- Short exercise -
Collect all lines below with the string "Participating".

── Information supplied

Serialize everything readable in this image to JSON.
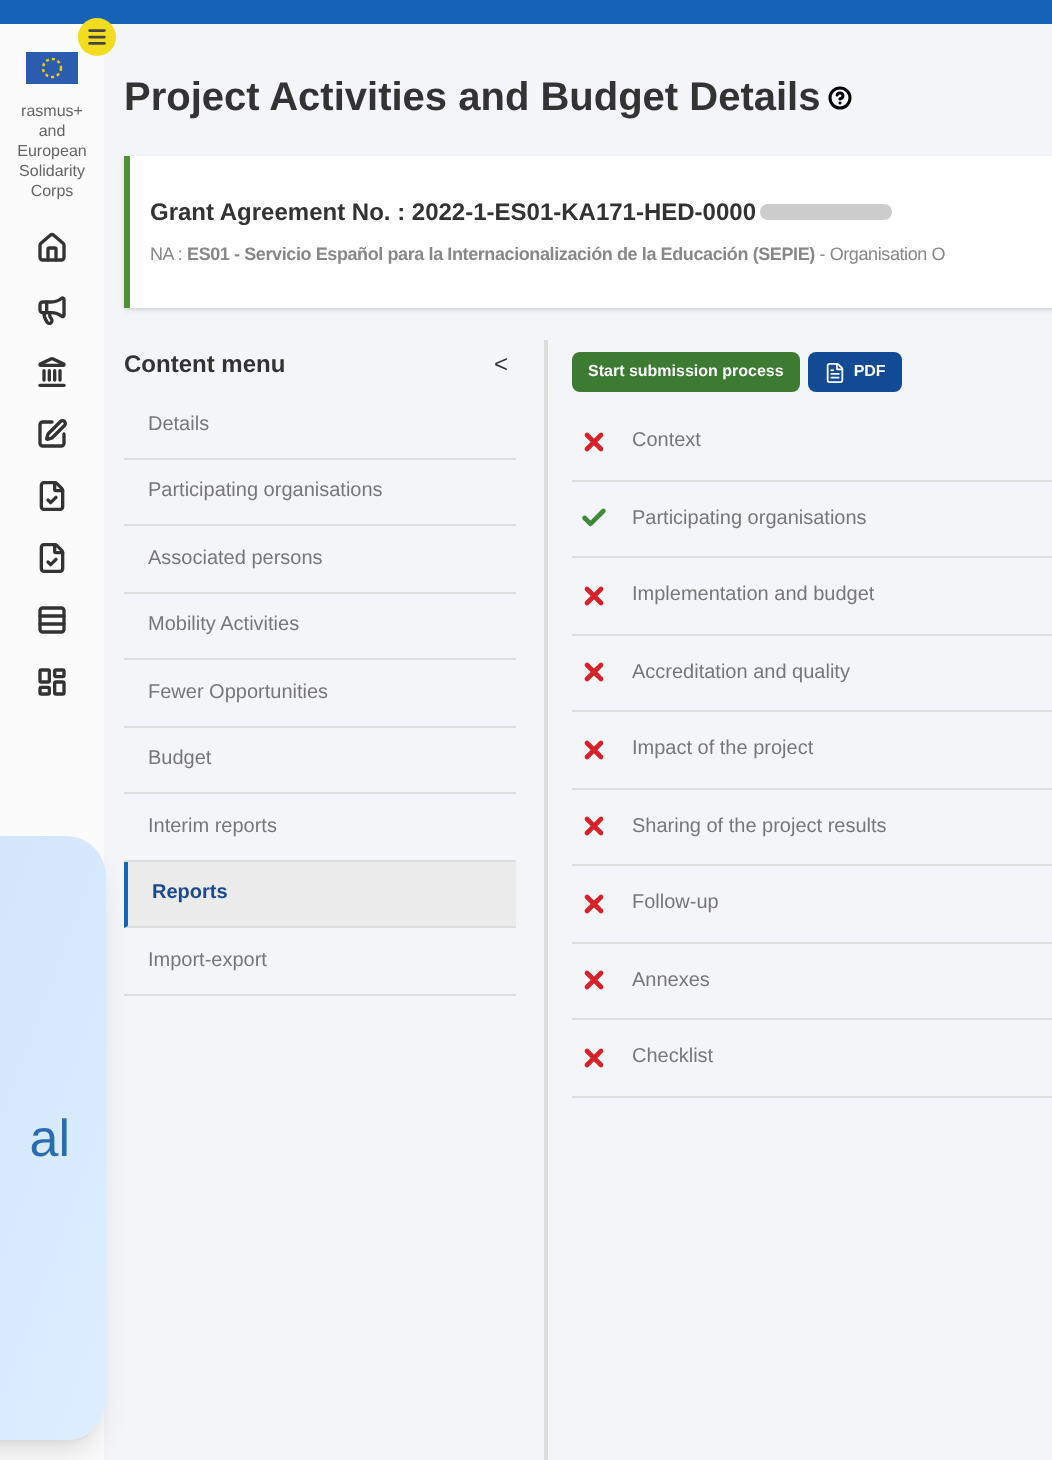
{
  "brand": {
    "text": "rasmus+ and European Solidarity Corps"
  },
  "page": {
    "title": "Project Activities and Budget Details"
  },
  "grant": {
    "label": "Grant Agreement No. : 2022-1-ES01-KA171-HED-0000",
    "na": "NA : **ES01 - Servicio Español para la Internacionalización de la Educación (SEPIE)** - Organisation O"
  },
  "content_menu": {
    "title": "Content menu",
    "collapse": "<",
    "items": [
      {
        "label": "Details",
        "selected": false
      },
      {
        "label": "Participating organisations",
        "selected": false
      },
      {
        "label": "Associated persons",
        "selected": false
      },
      {
        "label": "Mobility Activities",
        "selected": false
      },
      {
        "label": "Fewer Opportunities",
        "selected": false
      },
      {
        "label": "Budget",
        "selected": false
      },
      {
        "label": "Interim reports",
        "selected": false
      },
      {
        "label": "Reports",
        "selected": true
      },
      {
        "label": "Import-export",
        "selected": false
      }
    ]
  },
  "actions": {
    "submit": "Start submission process",
    "pdf": "PDF"
  },
  "sections": [
    {
      "label": "Context",
      "complete": false
    },
    {
      "label": "Participating organisations",
      "complete": true
    },
    {
      "label": "Implementation and budget",
      "complete": false
    },
    {
      "label": "Accreditation and quality",
      "complete": false
    },
    {
      "label": "Impact of the project",
      "complete": false
    },
    {
      "label": "Sharing of the project results",
      "complete": false
    },
    {
      "label": "Follow-up",
      "complete": false
    },
    {
      "label": "Annexes",
      "complete": false
    },
    {
      "label": "Checklist",
      "complete": false
    }
  ],
  "overlay": {
    "text": "al"
  }
}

────

- Result for this exercise -
        "label": "Participating organisations",
      "label": "Participating organisations",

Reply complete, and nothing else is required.